***** WORKING DATA

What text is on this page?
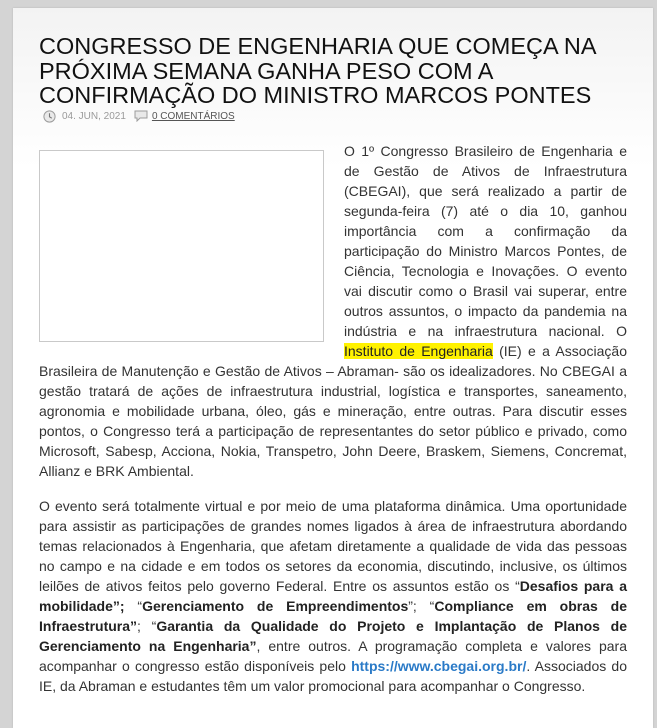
CONGRESSO DE ENGENHARIA QUE COMEÇA NA PRÓXIMA SEMANA GANHA PESO COM A CONFIRMAÇÃO DO MINISTRO MARCOS PONTES
04. JUN, 2021	0 COMENTÁRIOS

O 1º Congresso Brasileiro de Engenharia e de Gestão de Ativos de Infraestrutura (CBEGAI), que será realizado a partir de segunda-feira (7) até o dia 10, ganhou importância com a confirmação da participação do Ministro Marcos Pontes, de Ciência, Tecnologia e Inovações. O evento vai discutir como o Brasil vai superar, entre outros assuntos, o impacto da pandemia na indústria e na infraestrutura nacional. O Instituto de Engenharia (IE) e a Associação Brasileira de Manutenção e Gestão de Ativos – Abraman- são os idealizadores. No CBEGAI a gestão tratará de ações de infraestrutura industrial, logística e transportes, saneamento, agronomia e mobilidade urbana, óleo, gás e mineração, entre outras. Para discutir esses pontos, o Congresso terá a participação de representantes do setor público e privado, como Microsoft, Sabesp, Acciona, Nokia, Transpetro, John Deere, Braskem, Siemens, Concremat, Allianz e BRK Ambiental.

O evento será totalmente virtual e por meio de uma plataforma dinâmica. Uma oportunidade para assistir as participações de grandes nomes ligados à área de infraestrutura abordando temas relacionados à Engenharia, que afetam diretamente a qualidade de vida das pessoas no campo e na cidade e em todos os setores da economia, discutindo, inclusive, os últimos leilões de ativos feitos pelo governo Federal. Entre os assuntos estão os “Desafios para a mobilidade”; “Gerenciamento de Empreendimentos”; “Compliance em obras de Infraestrutura”; “Garantia da Qualidade do Projeto e Implantação de Planos de Gerenciamento na Engenharia”, entre outros. A programação completa e valores para acompanhar o congresso estão disponíveis pelo https://www.cbegai.org.br/. Associados do IE, da Abraman e estudantes têm um valor promocional para acompanhar o Congresso.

**********

PROBLEM STATEMENT
Return the full material word for word. Do not include the pictures.

WRITTEN ANSWER
What text is on this page?
CONGRESSO DE ENGENHARIA QUE COMEÇA NA PRÓXIMA SEMANA GANHA PESO COM A CONFIRMAÇÃO DO MINISTRO MARCOS PONTES
04. JUN, 2021	0 COMENTÁRIOS

O 1º Congresso Brasileiro de Engenharia e de Gestão de Ativos de Infraestrutura (CBEGAI), que será realizado a partir de segunda-feira (7) até o dia 10, ganhou importância com a confirmação da participação do Ministro Marcos Pontes, de Ciência, Tecnologia e Inovações. O evento vai discutir como o Brasil vai superar, entre outros assuntos, o impacto da pandemia na indústria e na infraestrutura nacional. O Instituto de Engenharia (IE) e a Associação Brasileira de Manutenção e Gestão de Ativos – Abraman- são os idealizadores. No CBEGAI a gestão tratará de ações de infraestrutura industrial, logística e transportes, saneamento, agronomia e mobilidade urbana, óleo, gás e mineração, entre outras. Para discutir esses pontos, o Congresso terá a participação de representantes do setor público e privado, como Microsoft, Sabesp, Acciona, Nokia, Transpetro, John Deere, Braskem, Siemens, Concremat, Allianz e BRK Ambiental.

O evento será totalmente virtual e por meio de uma plataforma dinâmica. Uma oportunidade para assistir as participações de grandes nomes ligados à área de infraestrutura abordando temas relacionados à Engenharia, que afetam diretamente a qualidade de vida das pessoas no campo e na cidade e em todos os setores da economia, discutindo, inclusive, os últimos leilões de ativos feitos pelo governo Federal. Entre os assuntos estão os “Desafios para a mobilidade”; “Gerenciamento de Empreendimentos”; “Compliance em obras de Infraestrutura”; “Garantia da Qualidade do Projeto e Implantação de Planos de Gerenciamento na Engenharia”, entre outros. A programação completa e valores para acompanhar o congresso estão disponíveis pelo https://www.cbegai.org.br/. Associados do IE, da Abraman e estudantes têm um valor promocional para acompanhar o Congresso.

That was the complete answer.